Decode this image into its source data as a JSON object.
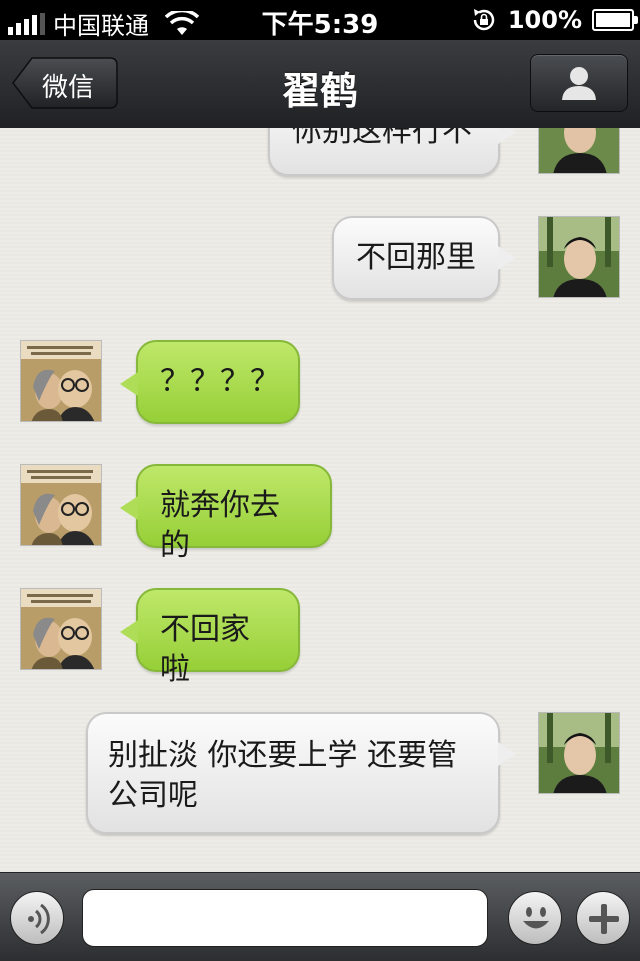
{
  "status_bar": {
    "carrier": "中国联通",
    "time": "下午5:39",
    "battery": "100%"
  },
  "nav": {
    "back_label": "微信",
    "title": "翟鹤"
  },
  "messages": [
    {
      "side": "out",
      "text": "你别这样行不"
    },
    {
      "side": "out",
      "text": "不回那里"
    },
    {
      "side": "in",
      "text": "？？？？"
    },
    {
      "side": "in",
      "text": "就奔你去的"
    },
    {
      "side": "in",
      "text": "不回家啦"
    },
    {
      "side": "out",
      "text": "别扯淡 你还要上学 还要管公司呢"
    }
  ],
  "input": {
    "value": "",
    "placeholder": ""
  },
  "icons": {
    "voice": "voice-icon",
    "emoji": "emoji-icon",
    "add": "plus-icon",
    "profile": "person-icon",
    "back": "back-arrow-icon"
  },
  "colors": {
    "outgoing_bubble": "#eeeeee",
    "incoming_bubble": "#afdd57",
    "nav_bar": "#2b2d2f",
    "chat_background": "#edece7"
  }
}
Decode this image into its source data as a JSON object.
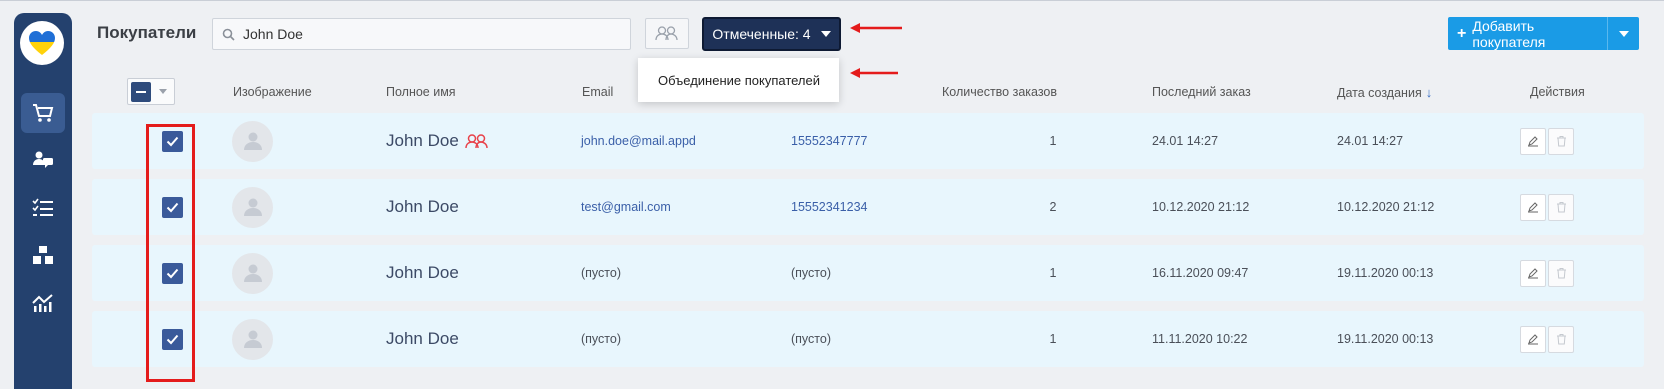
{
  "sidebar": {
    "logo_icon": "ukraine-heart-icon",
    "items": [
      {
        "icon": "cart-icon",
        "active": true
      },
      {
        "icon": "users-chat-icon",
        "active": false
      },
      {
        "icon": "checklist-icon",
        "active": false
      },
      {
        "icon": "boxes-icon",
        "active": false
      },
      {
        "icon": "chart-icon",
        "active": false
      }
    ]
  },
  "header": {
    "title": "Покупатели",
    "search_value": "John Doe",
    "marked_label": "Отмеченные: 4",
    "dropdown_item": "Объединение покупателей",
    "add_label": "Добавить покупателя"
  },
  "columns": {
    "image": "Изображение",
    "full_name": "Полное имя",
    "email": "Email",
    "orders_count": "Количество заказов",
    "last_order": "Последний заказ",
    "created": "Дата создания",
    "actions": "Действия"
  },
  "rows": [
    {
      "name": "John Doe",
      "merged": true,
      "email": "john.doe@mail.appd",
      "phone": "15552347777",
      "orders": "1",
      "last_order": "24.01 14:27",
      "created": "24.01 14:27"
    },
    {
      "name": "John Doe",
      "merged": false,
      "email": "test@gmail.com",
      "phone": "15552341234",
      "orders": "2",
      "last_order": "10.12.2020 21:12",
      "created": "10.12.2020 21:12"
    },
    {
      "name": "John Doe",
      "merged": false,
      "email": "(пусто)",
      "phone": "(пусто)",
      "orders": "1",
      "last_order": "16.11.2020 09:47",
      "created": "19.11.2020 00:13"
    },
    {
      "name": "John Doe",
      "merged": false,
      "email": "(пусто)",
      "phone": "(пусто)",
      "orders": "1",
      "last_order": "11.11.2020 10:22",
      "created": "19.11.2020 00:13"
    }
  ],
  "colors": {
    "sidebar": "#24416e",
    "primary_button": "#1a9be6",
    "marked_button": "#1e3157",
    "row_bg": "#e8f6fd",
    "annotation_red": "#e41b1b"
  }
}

■ WORK INSTRUCTIONS: Write out again every line above exactly as given; the pictures do not belong in the copy.

■ WRITTEN RESPONSE:
Decode this image into its source data as a JSON object.
{
  "status_bar": {
    "carrier": "中国联通",
    "time": "下午5:39",
    "battery": "100%"
  },
  "nav": {
    "back_label": "微信",
    "title": "翟鹤"
  },
  "messages": [
    {
      "side": "out",
      "text": "你别这样行不"
    },
    {
      "side": "out",
      "text": "不回那里"
    },
    {
      "side": "in",
      "text": "？？？？"
    },
    {
      "side": "in",
      "text": "就奔你去的"
    },
    {
      "side": "in",
      "text": "不回家啦"
    },
    {
      "side": "out",
      "text": "别扯淡 你还要上学 还要管公司呢"
    }
  ],
  "input": {
    "value": "",
    "placeholder": ""
  },
  "icons": {
    "voice": "voice-icon",
    "emoji": "emoji-icon",
    "add": "plus-icon",
    "profile": "person-icon",
    "back": "back-arrow-icon"
  },
  "colors": {
    "outgoing_bubble": "#eeeeee",
    "incoming_bubble": "#afdd57",
    "nav_bar": "#2b2d2f",
    "chat_background": "#edece7"
  }
}
Decode this image into its source data as a JSON object.
{
  "sidebar": {
    "logo_icon": "ukraine-heart-icon",
    "items": [
      {
        "icon": "cart-icon",
        "active": true
      },
      {
        "icon": "users-chat-icon",
        "active": false
      },
      {
        "icon": "checklist-icon",
        "active": false
      },
      {
        "icon": "boxes-icon",
        "active": false
      },
      {
        "icon": "chart-icon",
        "active": false
      }
    ]
  },
  "header": {
    "title": "Покупатели",
    "search_value": "John Doe",
    "marked_label": "Отмеченные: 4",
    "dropdown_item": "Объединение покупателей",
    "add_label": "Добавить покупателя"
  },
  "columns": {
    "image": "Изображение",
    "full_name": "Полное имя",
    "email": "Email",
    "orders_count": "Количество заказов",
    "last_order": "Последний заказ",
    "created": "Дата создания",
    "actions": "Действия"
  },
  "rows": [
    {
      "name": "John Doe",
      "merged": true,
      "email": "john.doe@mail.appd",
      "phone": "15552347777",
      "orders": "1",
      "last_order": "24.01 14:27",
      "created": "24.01 14:27"
    },
    {
      "name": "John Doe",
      "merged": false,
      "email": "test@gmail.com",
      "phone": "15552341234",
      "orders": "2",
      "last_order": "10.12.2020 21:12",
      "created": "10.12.2020 21:12"
    },
    {
      "name": "John Doe",
      "merged": false,
      "email": "(пусто)",
      "phone": "(пусто)",
      "orders": "1",
      "last_order": "16.11.2020 09:47",
      "created": "19.11.2020 00:13"
    },
    {
      "name": "John Doe",
      "merged": false,
      "email": "(пусто)",
      "phone": "(пусто)",
      "orders": "1",
      "last_order": "11.11.2020 10:22",
      "created": "19.11.2020 00:13"
    }
  ],
  "colors": {
    "sidebar": "#24416e",
    "primary_button": "#1a9be6",
    "marked_button": "#1e3157",
    "row_bg": "#e8f6fd",
    "annotation_red": "#e41b1b"
  }
}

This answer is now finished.